--- Entries provided ---

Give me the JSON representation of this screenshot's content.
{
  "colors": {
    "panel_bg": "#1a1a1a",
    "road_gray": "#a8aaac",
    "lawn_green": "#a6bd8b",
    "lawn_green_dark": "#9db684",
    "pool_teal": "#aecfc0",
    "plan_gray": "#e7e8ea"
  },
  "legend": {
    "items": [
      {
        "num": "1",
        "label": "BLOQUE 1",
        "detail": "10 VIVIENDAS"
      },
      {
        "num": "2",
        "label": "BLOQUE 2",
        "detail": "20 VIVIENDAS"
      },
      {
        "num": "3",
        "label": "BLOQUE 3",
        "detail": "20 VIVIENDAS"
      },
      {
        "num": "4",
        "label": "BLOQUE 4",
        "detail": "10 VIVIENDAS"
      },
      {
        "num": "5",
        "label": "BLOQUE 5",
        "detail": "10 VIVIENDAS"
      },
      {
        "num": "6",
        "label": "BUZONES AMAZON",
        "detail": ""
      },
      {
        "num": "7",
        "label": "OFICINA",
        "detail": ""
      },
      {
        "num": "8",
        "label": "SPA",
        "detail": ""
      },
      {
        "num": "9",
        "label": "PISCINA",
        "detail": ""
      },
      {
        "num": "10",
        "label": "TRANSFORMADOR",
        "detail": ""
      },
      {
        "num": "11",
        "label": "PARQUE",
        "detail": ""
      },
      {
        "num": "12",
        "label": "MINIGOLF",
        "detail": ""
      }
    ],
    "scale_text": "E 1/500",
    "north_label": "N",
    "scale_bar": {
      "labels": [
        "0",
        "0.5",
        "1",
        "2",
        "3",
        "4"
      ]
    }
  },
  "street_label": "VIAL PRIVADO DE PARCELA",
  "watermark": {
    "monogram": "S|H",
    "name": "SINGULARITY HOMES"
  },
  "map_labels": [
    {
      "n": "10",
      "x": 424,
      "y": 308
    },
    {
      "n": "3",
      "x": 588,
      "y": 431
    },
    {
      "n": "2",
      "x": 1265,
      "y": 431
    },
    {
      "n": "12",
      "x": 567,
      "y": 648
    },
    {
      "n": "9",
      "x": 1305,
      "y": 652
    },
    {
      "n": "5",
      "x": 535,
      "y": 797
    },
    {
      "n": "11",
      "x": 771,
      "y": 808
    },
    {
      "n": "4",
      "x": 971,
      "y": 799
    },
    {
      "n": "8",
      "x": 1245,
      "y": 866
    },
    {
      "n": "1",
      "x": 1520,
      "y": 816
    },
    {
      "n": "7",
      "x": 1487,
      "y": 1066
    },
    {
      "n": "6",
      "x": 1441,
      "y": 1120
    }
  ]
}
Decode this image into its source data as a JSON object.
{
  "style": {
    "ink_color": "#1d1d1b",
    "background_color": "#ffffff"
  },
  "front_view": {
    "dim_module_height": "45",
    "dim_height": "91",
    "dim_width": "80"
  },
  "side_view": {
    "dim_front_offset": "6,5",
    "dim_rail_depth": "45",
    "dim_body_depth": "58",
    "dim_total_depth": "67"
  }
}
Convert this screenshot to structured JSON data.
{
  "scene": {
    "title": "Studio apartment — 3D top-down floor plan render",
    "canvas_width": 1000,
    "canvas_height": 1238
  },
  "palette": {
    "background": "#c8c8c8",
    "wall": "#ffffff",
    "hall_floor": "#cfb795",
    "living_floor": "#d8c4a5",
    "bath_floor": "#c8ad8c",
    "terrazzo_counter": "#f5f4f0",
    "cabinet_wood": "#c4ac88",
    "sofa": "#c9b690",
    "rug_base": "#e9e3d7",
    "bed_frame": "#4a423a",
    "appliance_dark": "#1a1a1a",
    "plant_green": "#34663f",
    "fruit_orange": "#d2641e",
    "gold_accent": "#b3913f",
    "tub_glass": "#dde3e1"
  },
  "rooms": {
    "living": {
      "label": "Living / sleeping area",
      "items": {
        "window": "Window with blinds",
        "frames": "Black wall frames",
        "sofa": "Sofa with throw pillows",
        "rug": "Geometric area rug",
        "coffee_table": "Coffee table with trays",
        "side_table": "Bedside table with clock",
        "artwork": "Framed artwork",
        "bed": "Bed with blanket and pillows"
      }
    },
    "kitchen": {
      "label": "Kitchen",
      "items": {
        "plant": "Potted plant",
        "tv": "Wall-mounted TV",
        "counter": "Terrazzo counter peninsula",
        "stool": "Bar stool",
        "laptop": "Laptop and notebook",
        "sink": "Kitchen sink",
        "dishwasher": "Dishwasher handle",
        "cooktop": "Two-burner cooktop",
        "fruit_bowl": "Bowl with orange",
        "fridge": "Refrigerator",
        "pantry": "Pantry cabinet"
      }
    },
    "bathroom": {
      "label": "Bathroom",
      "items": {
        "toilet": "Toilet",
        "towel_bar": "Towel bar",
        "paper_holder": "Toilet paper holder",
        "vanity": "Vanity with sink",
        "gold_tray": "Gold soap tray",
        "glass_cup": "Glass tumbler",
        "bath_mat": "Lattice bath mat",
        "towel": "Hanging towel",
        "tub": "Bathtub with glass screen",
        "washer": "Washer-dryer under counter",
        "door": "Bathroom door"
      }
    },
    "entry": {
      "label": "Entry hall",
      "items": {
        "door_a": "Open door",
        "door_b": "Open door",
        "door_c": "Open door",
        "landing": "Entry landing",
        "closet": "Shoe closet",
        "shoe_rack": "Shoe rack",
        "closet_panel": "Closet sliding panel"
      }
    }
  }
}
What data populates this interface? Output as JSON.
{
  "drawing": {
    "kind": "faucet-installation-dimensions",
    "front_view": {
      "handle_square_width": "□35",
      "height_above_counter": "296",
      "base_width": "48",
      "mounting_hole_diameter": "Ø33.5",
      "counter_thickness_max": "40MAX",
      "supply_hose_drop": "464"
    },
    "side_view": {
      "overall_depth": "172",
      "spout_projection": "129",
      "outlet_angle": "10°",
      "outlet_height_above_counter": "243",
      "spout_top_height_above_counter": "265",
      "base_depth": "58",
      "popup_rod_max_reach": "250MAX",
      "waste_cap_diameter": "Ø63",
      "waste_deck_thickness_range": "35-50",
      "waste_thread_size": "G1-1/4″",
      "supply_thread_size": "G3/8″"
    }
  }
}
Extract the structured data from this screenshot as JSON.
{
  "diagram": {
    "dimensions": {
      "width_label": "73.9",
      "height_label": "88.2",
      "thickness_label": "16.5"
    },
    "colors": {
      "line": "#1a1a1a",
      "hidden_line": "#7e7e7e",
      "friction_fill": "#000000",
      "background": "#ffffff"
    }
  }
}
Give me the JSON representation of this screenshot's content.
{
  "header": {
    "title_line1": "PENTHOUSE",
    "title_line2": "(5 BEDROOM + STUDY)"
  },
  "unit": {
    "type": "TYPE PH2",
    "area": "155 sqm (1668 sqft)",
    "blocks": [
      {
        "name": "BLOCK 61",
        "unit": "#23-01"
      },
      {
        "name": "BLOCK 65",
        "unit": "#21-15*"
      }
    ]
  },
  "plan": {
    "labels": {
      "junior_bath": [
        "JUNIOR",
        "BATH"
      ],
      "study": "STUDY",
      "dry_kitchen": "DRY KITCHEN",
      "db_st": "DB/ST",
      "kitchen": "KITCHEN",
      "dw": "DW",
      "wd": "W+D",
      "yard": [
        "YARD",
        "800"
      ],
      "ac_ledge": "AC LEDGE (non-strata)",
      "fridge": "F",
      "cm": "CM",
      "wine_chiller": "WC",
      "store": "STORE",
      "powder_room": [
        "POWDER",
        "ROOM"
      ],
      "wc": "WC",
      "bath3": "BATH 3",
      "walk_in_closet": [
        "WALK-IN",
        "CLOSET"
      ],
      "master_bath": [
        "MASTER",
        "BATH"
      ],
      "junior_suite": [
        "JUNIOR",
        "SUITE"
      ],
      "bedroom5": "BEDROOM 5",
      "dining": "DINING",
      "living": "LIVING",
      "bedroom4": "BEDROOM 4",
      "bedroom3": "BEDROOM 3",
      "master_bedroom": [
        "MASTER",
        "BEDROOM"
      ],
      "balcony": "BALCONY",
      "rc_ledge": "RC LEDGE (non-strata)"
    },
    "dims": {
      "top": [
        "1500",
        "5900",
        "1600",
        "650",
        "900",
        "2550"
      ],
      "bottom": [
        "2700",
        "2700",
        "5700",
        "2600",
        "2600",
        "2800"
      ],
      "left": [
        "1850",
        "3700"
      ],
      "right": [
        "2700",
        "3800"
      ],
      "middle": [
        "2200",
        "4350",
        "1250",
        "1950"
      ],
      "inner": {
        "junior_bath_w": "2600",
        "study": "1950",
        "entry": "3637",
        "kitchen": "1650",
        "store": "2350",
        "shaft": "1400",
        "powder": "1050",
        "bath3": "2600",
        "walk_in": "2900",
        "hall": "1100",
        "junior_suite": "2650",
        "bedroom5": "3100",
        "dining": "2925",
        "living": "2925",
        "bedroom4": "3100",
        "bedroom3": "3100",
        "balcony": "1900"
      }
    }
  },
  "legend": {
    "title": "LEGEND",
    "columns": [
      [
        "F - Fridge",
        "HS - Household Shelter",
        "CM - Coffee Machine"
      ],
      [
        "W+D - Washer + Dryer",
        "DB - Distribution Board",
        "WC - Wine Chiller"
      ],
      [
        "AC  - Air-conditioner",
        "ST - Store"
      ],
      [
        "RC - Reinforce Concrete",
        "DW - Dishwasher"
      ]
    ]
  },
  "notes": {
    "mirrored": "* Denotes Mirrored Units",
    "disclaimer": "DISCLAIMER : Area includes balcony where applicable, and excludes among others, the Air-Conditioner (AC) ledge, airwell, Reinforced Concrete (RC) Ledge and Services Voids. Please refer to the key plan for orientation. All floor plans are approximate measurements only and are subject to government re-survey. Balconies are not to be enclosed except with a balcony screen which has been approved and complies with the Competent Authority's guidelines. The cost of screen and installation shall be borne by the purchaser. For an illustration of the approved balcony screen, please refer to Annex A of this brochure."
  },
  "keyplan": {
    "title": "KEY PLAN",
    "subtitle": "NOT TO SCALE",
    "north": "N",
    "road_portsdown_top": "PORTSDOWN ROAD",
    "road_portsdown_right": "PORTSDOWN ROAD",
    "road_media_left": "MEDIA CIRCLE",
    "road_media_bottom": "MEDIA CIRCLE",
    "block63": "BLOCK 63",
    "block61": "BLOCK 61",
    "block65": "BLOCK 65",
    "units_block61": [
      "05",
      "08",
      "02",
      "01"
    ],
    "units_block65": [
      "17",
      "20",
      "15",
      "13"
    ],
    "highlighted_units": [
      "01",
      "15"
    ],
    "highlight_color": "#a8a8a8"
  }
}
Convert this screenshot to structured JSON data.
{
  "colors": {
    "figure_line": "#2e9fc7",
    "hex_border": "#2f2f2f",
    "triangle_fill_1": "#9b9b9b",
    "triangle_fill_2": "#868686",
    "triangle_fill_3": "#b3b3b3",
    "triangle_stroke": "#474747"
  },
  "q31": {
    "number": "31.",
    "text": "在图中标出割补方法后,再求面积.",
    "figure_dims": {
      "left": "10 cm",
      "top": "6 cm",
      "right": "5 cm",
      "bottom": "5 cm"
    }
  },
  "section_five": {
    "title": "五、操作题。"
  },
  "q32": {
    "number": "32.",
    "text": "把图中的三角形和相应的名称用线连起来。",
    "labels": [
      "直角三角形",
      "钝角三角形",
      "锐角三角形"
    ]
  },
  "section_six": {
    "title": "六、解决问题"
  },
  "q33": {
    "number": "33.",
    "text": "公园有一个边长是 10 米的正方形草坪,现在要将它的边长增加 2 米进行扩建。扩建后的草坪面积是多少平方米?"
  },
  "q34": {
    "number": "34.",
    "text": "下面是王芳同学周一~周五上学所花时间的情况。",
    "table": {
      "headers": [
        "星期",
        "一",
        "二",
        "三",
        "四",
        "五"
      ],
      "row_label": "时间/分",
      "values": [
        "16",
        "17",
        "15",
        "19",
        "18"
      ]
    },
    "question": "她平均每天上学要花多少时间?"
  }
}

---

Required task:
Copy, from the material, each line that holds the string "BLOQUE".

Problem solution:
        "label": "BLOQUE 1",
        "label": "BLOQUE 2",
        "label": "BLOQUE 3",
        "label": "BLOQUE 4",
        "label": "BLOQUE 5",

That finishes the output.